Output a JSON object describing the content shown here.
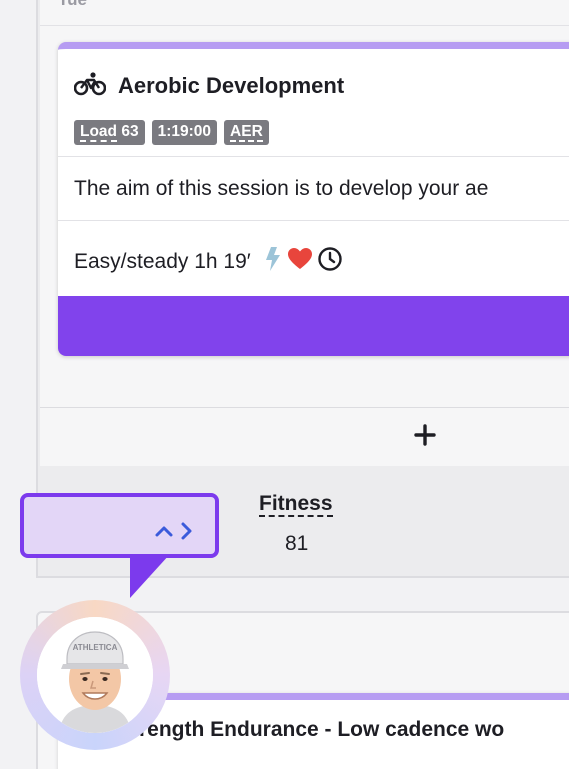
{
  "day": {
    "label": "Tue"
  },
  "workout": {
    "sport_icon": "bike-icon",
    "title": "Aerobic Development",
    "tags": [
      {
        "prefix": "Load",
        "value": "63"
      },
      {
        "value": "1:19:00"
      },
      {
        "value": "AER"
      }
    ],
    "description": "The aim of this session is to develop your ae",
    "intensity_text": "Easy/steady 1h 19′",
    "intensity_icons": [
      "lightning-icon",
      "heart-icon",
      "clock-icon"
    ],
    "accent_color": "#8143ec"
  },
  "add_button": {
    "icon": "plus-icon"
  },
  "fitness": {
    "label": "Fitness",
    "value": "81"
  },
  "next_workout": {
    "title": "trength Endurance - Low cadence wo"
  },
  "helper": {
    "toggle_icon": "expand-code-icon",
    "avatar_text": "ATHLETICA"
  }
}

#####

> **WHAT TO DO**: Leave out the pictures and give the rest of the records again exactly.

> **WORKED ANSWER**:
Output a JSON object describing the content shown here.
{
  "day": {
    "label": "Tue"
  },
  "workout": {
    "sport_icon": "bike-icon",
    "title": "Aerobic Development",
    "tags": [
      {
        "prefix": "Load",
        "value": "63"
      },
      {
        "value": "1:19:00"
      },
      {
        "value": "AER"
      }
    ],
    "description": "The aim of this session is to develop your ae",
    "intensity_text": "Easy/steady 1h 19′",
    "intensity_icons": [
      "lightning-icon",
      "heart-icon",
      "clock-icon"
    ],
    "accent_color": "#8143ec"
  },
  "add_button": {
    "icon": "plus-icon"
  },
  "fitness": {
    "label": "Fitness",
    "value": "81"
  },
  "next_workout": {
    "title": "trength Endurance - Low cadence wo"
  },
  "helper": {
    "toggle_icon": "expand-code-icon",
    "avatar_text": "ATHLETICA"
  }
}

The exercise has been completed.